Problem description:
Repeat all the material exactly; pictures stay out of your copy.

· · · · · · ·

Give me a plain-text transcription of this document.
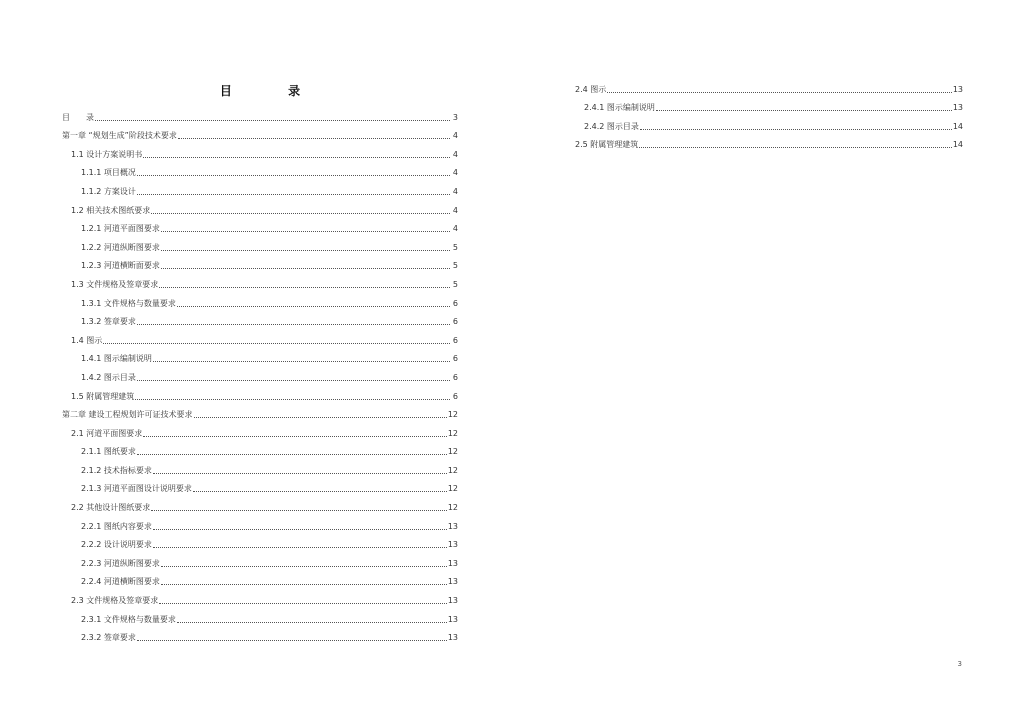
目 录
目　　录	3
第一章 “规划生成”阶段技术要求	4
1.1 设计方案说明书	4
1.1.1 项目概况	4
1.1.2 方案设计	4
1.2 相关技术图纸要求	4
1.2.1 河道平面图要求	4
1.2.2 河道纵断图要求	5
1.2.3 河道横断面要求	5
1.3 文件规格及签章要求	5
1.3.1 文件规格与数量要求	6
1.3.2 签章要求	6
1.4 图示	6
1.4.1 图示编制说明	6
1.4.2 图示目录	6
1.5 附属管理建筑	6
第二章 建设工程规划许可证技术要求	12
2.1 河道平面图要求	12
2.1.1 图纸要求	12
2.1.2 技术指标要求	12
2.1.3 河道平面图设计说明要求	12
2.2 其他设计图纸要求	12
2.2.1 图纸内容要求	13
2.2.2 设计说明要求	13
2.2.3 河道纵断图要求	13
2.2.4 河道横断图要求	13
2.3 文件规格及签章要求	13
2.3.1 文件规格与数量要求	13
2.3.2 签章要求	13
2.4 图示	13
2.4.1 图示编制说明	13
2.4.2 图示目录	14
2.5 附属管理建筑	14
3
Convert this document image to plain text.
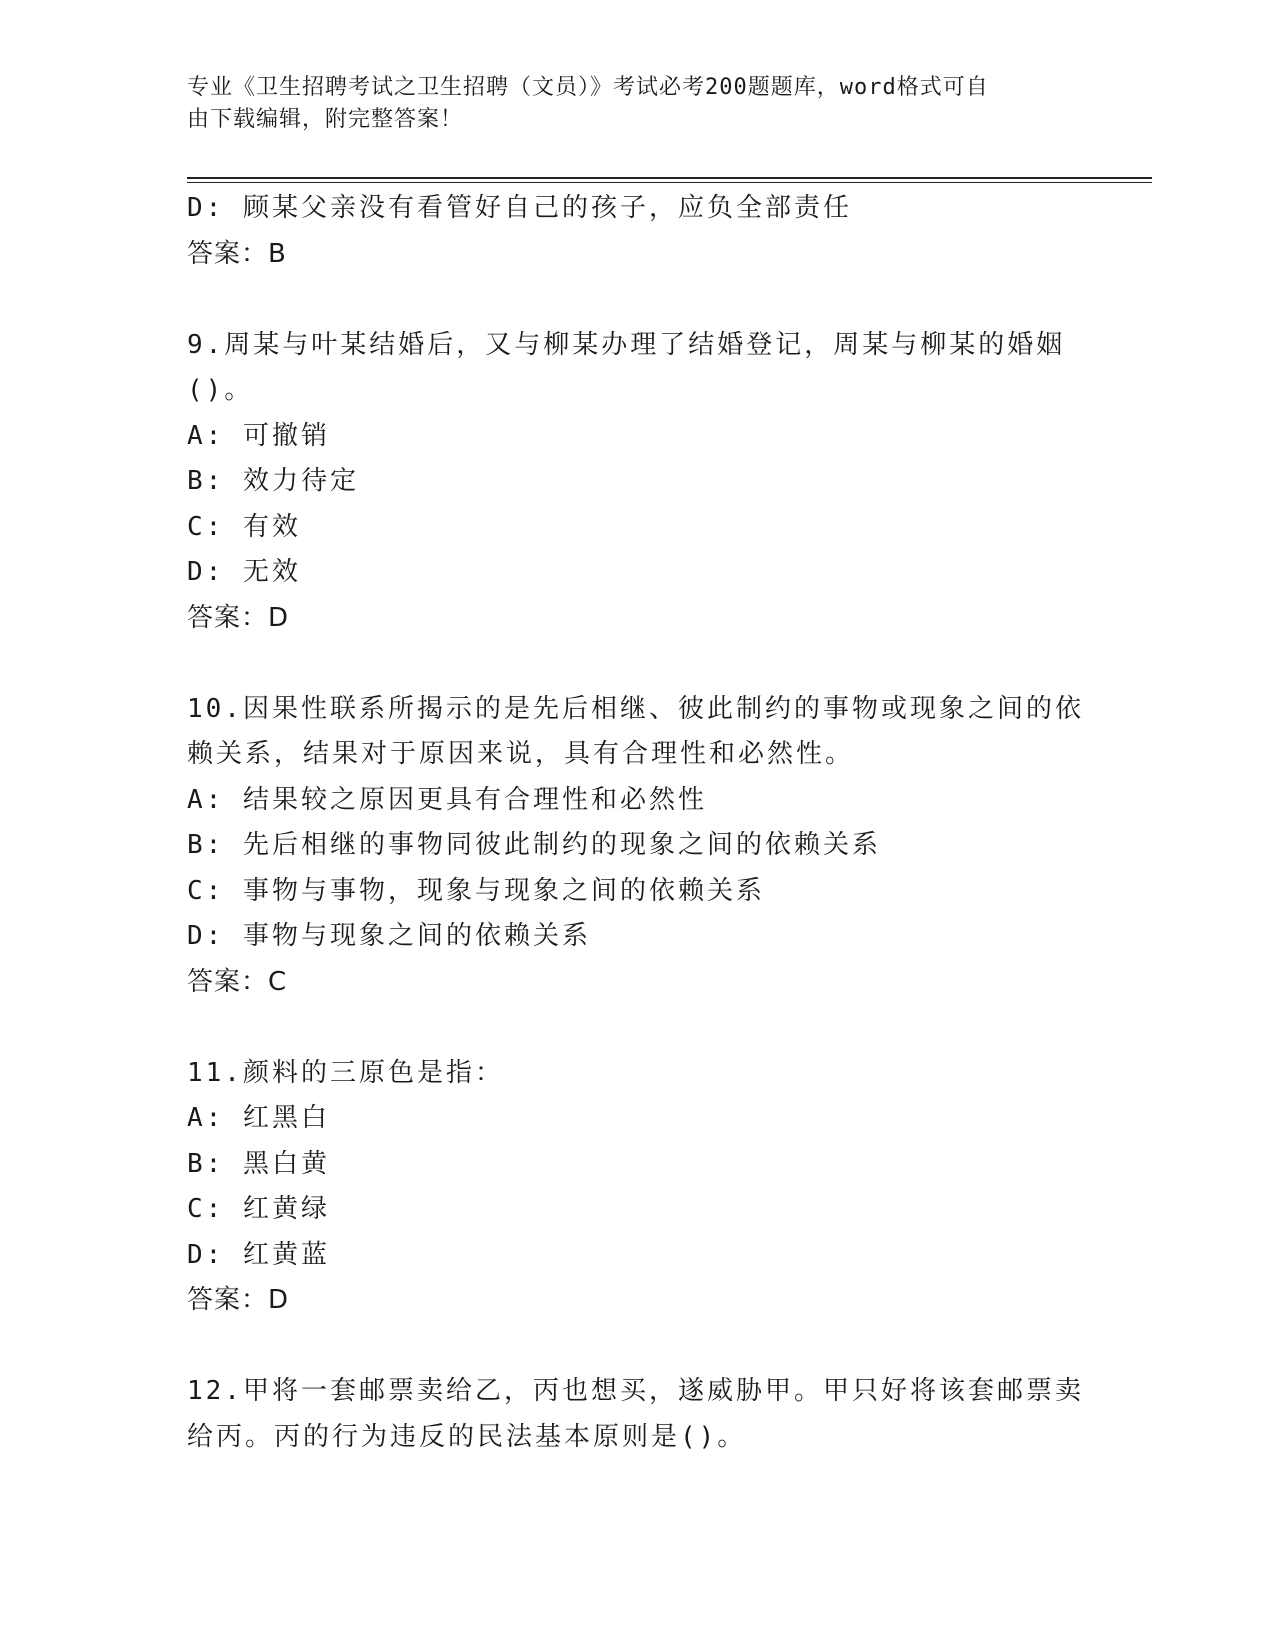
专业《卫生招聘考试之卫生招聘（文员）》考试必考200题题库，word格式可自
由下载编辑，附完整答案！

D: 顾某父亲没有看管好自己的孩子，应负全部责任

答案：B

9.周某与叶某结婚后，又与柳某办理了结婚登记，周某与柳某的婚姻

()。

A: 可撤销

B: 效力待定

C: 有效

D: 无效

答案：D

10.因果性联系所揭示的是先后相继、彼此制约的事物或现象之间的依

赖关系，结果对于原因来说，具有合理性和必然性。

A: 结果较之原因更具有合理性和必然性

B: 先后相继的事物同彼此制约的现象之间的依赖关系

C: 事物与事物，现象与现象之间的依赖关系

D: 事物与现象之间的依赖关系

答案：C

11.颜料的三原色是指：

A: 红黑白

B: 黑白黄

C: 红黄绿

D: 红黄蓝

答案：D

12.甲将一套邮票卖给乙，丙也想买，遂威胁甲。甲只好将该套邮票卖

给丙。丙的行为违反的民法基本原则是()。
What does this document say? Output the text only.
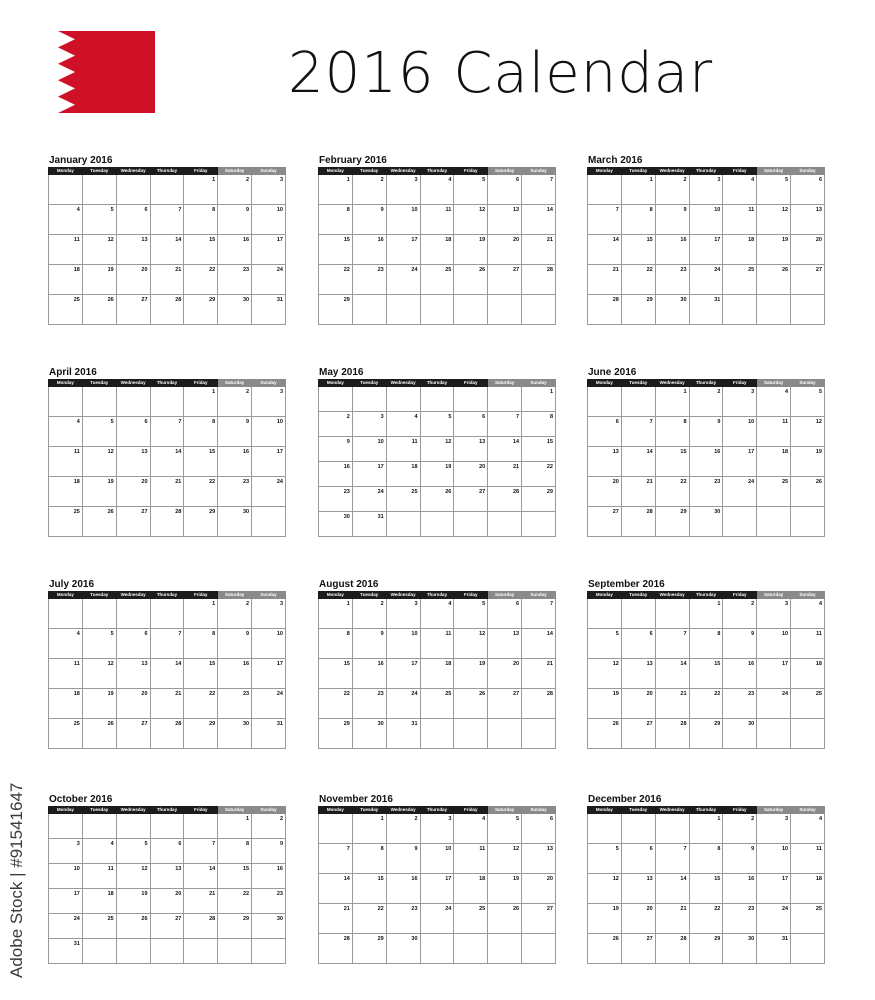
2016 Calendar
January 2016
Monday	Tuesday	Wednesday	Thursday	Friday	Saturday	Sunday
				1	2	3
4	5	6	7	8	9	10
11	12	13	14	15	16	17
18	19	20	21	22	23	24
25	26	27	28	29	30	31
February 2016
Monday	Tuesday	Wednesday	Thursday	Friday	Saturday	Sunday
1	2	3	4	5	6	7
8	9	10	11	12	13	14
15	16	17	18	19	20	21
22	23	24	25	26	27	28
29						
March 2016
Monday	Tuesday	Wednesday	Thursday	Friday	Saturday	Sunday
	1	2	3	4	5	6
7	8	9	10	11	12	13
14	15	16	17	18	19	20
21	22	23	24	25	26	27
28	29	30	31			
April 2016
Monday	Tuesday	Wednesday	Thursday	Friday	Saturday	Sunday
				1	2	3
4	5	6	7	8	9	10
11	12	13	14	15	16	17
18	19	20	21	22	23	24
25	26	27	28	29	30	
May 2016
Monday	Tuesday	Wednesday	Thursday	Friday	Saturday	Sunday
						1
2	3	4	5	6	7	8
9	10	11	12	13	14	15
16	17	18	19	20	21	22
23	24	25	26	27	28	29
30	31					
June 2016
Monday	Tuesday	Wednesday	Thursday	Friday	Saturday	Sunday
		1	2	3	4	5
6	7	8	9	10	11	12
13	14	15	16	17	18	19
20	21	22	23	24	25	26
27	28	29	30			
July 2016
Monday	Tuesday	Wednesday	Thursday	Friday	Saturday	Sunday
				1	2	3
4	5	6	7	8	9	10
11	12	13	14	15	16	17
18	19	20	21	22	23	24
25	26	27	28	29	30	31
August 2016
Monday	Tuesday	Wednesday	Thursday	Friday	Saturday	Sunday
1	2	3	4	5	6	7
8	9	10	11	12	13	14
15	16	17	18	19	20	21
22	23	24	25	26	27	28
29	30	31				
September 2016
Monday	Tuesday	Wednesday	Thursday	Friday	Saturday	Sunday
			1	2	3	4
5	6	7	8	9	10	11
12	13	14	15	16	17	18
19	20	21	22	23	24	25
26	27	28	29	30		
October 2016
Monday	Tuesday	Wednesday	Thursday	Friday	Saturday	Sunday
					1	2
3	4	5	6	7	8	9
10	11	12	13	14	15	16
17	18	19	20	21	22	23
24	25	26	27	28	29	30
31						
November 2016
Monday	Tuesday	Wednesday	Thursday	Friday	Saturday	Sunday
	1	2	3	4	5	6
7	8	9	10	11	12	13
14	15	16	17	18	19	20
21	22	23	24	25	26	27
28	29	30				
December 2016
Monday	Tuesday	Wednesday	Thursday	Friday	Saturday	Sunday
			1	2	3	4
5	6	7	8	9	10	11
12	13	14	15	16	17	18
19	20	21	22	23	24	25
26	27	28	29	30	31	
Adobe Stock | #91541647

· · · · · · ·

Solution for this task:
Give me a plain-text transcription of this document.
目 录
目　　录	3
第一章 “规划生成”阶段技术要求	4
1.1 设计方案说明书	4
1.1.1 项目概况	4
1.1.2 方案设计	4
1.2 相关技术图纸要求	4
1.2.1 河道平面图要求	4
1.2.2 河道纵断图要求	5
1.2.3 河道横断面要求	5
1.3 文件规格及签章要求	5
1.3.1 文件规格与数量要求	6
1.3.2 签章要求	6
1.4 图示	6
1.4.1 图示编制说明	6
1.4.2 图示目录	6
1.5 附属管理建筑	6
第二章 建设工程规划许可证技术要求	12
2.1 河道平面图要求	12
2.1.1 图纸要求	12
2.1.2 技术指标要求	12
2.1.3 河道平面图设计说明要求	12
2.2 其他设计图纸要求	12
2.2.1 图纸内容要求	13
2.2.2 设计说明要求	13
2.2.3 河道纵断图要求	13
2.2.4 河道横断图要求	13
2.3 文件规格及签章要求	13
2.3.1 文件规格与数量要求	13
2.3.2 签章要求	13
2.4 图示	13
2.4.1 图示编制说明	13
2.4.2 图示目录	14
2.5 附属管理建筑	14
3
Convert this document image to plain text.
专业《卫生招聘考试之卫生招聘（文员）》考试必考200题题库，word格式可自
由下载编辑，附完整答案！

D: 顾某父亲没有看管好自己的孩子，应负全部责任

答案：B

9.周某与叶某结婚后，又与柳某办理了结婚登记，周某与柳某的婚姻

()。

A: 可撤销

B: 效力待定

C: 有效

D: 无效

答案：D

10.因果性联系所揭示的是先后相继、彼此制约的事物或现象之间的依

赖关系，结果对于原因来说，具有合理性和必然性。

A: 结果较之原因更具有合理性和必然性

B: 先后相继的事物同彼此制约的现象之间的依赖关系

C: 事物与事物，现象与现象之间的依赖关系

D: 事物与现象之间的依赖关系

答案：C

11.颜料的三原色是指：

A: 红黑白

B: 黑白黄

C: 红黄绿

D: 红黄蓝

答案：D

12.甲将一套邮票卖给乙，丙也想买，遂威胁甲。甲只好将该套邮票卖

给丙。丙的行为违反的民法基本原则是()。
What does this document say? Output the text only.
2016 Calendar
January 2016
Monday	Tuesday	Wednesday	Thursday	Friday	Saturday	Sunday
				1	2	3
4	5	6	7	8	9	10
11	12	13	14	15	16	17
18	19	20	21	22	23	24
25	26	27	28	29	30	31
February 2016
Monday	Tuesday	Wednesday	Thursday	Friday	Saturday	Sunday
1	2	3	4	5	6	7
8	9	10	11	12	13	14
15	16	17	18	19	20	21
22	23	24	25	26	27	28
29						
March 2016
Monday	Tuesday	Wednesday	Thursday	Friday	Saturday	Sunday
	1	2	3	4	5	6
7	8	9	10	11	12	13
14	15	16	17	18	19	20
21	22	23	24	25	26	27
28	29	30	31			
April 2016
Monday	Tuesday	Wednesday	Thursday	Friday	Saturday	Sunday
				1	2	3
4	5	6	7	8	9	10
11	12	13	14	15	16	17
18	19	20	21	22	23	24
25	26	27	28	29	30	
May 2016
Monday	Tuesday	Wednesday	Thursday	Friday	Saturday	Sunday
						1
2	3	4	5	6	7	8
9	10	11	12	13	14	15
16	17	18	19	20	21	22
23	24	25	26	27	28	29
30	31					
June 2016
Monday	Tuesday	Wednesday	Thursday	Friday	Saturday	Sunday
		1	2	3	4	5
6	7	8	9	10	11	12
13	14	15	16	17	18	19
20	21	22	23	24	25	26
27	28	29	30			
July 2016
Monday	Tuesday	Wednesday	Thursday	Friday	Saturday	Sunday
				1	2	3
4	5	6	7	8	9	10
11	12	13	14	15	16	17
18	19	20	21	22	23	24
25	26	27	28	29	30	31
August 2016
Monday	Tuesday	Wednesday	Thursday	Friday	Saturday	Sunday
1	2	3	4	5	6	7
8	9	10	11	12	13	14
15	16	17	18	19	20	21
22	23	24	25	26	27	28
29	30	31				
September 2016
Monday	Tuesday	Wednesday	Thursday	Friday	Saturday	Sunday
			1	2	3	4
5	6	7	8	9	10	11
12	13	14	15	16	17	18
19	20	21	22	23	24	25
26	27	28	29	30		
October 2016
Monday	Tuesday	Wednesday	Thursday	Friday	Saturday	Sunday
					1	2
3	4	5	6	7	8	9
10	11	12	13	14	15	16
17	18	19	20	21	22	23
24	25	26	27	28	29	30
31						
November 2016
Monday	Tuesday	Wednesday	Thursday	Friday	Saturday	Sunday
	1	2	3	4	5	6
7	8	9	10	11	12	13
14	15	16	17	18	19	20
21	22	23	24	25	26	27
28	29	30				
December 2016
Monday	Tuesday	Wednesday	Thursday	Friday	Saturday	Sunday
			1	2	3	4
5	6	7	8	9	10	11
12	13	14	15	16	17	18
19	20	21	22	23	24	25
26	27	28	29	30	31	
Adobe Stock | #91541647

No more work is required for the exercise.